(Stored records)
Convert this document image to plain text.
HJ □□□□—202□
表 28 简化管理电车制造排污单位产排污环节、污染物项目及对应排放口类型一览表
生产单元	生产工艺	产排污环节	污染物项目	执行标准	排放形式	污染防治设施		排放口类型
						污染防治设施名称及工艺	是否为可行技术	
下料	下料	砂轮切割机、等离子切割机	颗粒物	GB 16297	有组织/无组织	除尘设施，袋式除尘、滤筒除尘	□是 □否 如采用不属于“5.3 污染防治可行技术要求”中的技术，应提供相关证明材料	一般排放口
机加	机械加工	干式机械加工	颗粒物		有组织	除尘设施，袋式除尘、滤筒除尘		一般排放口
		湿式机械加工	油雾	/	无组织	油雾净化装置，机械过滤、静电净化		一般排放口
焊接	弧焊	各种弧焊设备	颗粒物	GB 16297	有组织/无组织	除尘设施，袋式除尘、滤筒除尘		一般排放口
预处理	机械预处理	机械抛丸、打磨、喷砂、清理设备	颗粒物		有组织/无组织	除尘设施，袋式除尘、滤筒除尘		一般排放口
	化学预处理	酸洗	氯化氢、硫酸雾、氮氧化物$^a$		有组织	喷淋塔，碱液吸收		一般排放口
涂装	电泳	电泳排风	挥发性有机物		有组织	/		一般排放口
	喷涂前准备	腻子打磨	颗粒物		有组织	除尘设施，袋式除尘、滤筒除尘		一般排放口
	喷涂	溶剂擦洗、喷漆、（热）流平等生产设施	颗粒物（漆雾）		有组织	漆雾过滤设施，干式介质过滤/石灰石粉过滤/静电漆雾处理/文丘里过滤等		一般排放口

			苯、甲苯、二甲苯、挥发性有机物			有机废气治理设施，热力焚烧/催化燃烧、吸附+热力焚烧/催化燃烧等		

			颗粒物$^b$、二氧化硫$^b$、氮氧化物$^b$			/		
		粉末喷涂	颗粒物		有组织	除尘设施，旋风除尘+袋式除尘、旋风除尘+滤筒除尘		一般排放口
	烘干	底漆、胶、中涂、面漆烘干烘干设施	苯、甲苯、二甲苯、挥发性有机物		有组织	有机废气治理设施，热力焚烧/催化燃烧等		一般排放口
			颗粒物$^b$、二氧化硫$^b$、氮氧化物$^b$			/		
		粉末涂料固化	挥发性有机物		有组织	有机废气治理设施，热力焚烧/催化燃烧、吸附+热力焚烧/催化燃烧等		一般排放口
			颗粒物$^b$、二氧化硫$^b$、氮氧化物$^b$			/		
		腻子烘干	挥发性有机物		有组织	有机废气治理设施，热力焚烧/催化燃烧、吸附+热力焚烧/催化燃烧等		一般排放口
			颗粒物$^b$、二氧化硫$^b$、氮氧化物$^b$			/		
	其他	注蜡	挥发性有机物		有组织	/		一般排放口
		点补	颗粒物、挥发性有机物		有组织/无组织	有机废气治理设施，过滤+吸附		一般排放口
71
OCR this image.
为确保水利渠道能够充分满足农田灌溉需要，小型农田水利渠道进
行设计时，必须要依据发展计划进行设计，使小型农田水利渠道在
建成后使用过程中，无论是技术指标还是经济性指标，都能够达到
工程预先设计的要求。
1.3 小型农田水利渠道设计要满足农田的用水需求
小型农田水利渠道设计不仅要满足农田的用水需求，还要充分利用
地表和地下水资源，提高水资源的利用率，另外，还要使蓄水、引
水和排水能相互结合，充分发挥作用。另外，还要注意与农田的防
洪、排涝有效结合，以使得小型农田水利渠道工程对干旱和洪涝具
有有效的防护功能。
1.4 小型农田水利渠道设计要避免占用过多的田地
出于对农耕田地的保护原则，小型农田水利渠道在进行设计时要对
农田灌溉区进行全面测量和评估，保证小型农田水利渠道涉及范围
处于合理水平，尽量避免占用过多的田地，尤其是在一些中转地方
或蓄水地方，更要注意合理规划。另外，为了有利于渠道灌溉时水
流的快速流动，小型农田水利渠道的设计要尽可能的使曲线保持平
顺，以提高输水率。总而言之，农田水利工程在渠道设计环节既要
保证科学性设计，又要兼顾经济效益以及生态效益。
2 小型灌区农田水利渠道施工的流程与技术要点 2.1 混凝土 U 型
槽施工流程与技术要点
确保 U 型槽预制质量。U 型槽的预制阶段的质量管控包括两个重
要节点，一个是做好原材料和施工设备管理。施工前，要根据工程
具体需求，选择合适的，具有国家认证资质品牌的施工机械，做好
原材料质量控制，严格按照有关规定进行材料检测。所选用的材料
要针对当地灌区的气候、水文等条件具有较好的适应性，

What to do: Every line of the material must be returned exactly as it appears.

Answer to this exercise:
Convert this document image to plain text.
HJ □□□□—202□
表 28 简化管理电车制造排污单位产排污环节、污染物项目及对应排放口类型一览表
生产单元	生产工艺	产排污环节	污染物项目	执行标准	排放形式	污染防治设施		排放口类型
						污染防治设施名称及工艺	是否为可行技术	
下料	下料	砂轮切割机、等离子切割机	颗粒物	GB 16297	有组织/无组织	除尘设施，袋式除尘、滤筒除尘	□是 □否 如采用不属于“5.3 污染防治可行技术要求”中的技术，应提供相关证明材料	一般排放口
机加	机械加工	干式机械加工	颗粒物		有组织	除尘设施，袋式除尘、滤筒除尘		一般排放口
		湿式机械加工	油雾	/	无组织	油雾净化装置，机械过滤、静电净化		一般排放口
焊接	弧焊	各种弧焊设备	颗粒物	GB 16297	有组织/无组织	除尘设施，袋式除尘、滤筒除尘		一般排放口
预处理	机械预处理	机械抛丸、打磨、喷砂、清理设备	颗粒物		有组织/无组织	除尘设施，袋式除尘、滤筒除尘		一般排放口
	化学预处理	酸洗	氯化氢、硫酸雾、氮氧化物$^a$		有组织	喷淋塔，碱液吸收		一般排放口
涂装	电泳	电泳排风	挥发性有机物		有组织	/		一般排放口
	喷涂前准备	腻子打磨	颗粒物		有组织	除尘设施，袋式除尘、滤筒除尘		一般排放口
	喷涂	溶剂擦洗、喷漆、（热）流平等生产设施	颗粒物（漆雾）		有组织	漆雾过滤设施，干式介质过滤/石灰石粉过滤/静电漆雾处理/文丘里过滤等		一般排放口

			苯、甲苯、二甲苯、挥发性有机物			有机废气治理设施，热力焚烧/催化燃烧、吸附+热力焚烧/催化燃烧等		

			颗粒物$^b$、二氧化硫$^b$、氮氧化物$^b$			/		
		粉末喷涂	颗粒物		有组织	除尘设施，旋风除尘+袋式除尘、旋风除尘+滤筒除尘		一般排放口
	烘干	底漆、胶、中涂、面漆烘干烘干设施	苯、甲苯、二甲苯、挥发性有机物		有组织	有机废气治理设施，热力焚烧/催化燃烧等		一般排放口
			颗粒物$^b$、二氧化硫$^b$、氮氧化物$^b$			/		
		粉末涂料固化	挥发性有机物		有组织	有机废气治理设施，热力焚烧/催化燃烧、吸附+热力焚烧/催化燃烧等		一般排放口
			颗粒物$^b$、二氧化硫$^b$、氮氧化物$^b$			/		
		腻子烘干	挥发性有机物		有组织	有机废气治理设施，热力焚烧/催化燃烧、吸附+热力焚烧/催化燃烧等		一般排放口
			颗粒物$^b$、二氧化硫$^b$、氮氧化物$^b$			/		
	其他	注蜡	挥发性有机物		有组织	/		一般排放口
		点补	颗粒物、挥发性有机物		有组织/无组织	有机废气治理设施，过滤+吸附		一般排放口
71
OCR this image.
为确保水利渠道能够充分满足农田灌溉需要，小型农田水利渠道进
行设计时，必须要依据发展计划进行设计，使小型农田水利渠道在
建成后使用过程中，无论是技术指标还是经济性指标，都能够达到
工程预先设计的要求。
1.3 小型农田水利渠道设计要满足农田的用水需求
小型农田水利渠道设计不仅要满足农田的用水需求，还要充分利用
地表和地下水资源，提高水资源的利用率，另外，还要使蓄水、引
水和排水能相互结合，充分发挥作用。另外，还要注意与农田的防
洪、排涝有效结合，以使得小型农田水利渠道工程对干旱和洪涝具
有有效的防护功能。
1.4 小型农田水利渠道设计要避免占用过多的田地
出于对农耕田地的保护原则，小型农田水利渠道在进行设计时要对
农田灌溉区进行全面测量和评估，保证小型农田水利渠道涉及范围
处于合理水平，尽量避免占用过多的田地，尤其是在一些中转地方
或蓄水地方，更要注意合理规划。另外，为了有利于渠道灌溉时水
流的快速流动，小型农田水利渠道的设计要尽可能的使曲线保持平
顺，以提高输水率。总而言之，农田水利工程在渠道设计环节既要
保证科学性设计，又要兼顾经济效益以及生态效益。
2 小型灌区农田水利渠道施工的流程与技术要点 2.1 混凝土 U 型
槽施工流程与技术要点
确保 U 型槽预制质量。U 型槽的预制阶段的质量管控包括两个重
要节点，一个是做好原材料和施工设备管理。施工前，要根据工程
具体需求，选择合适的，具有国家认证资质品牌的施工机械，做好
原材料质量控制，严格按照有关规定进行材料检测。所选用的材料
要针对当地灌区的气候、水文等条件具有较好的适应性，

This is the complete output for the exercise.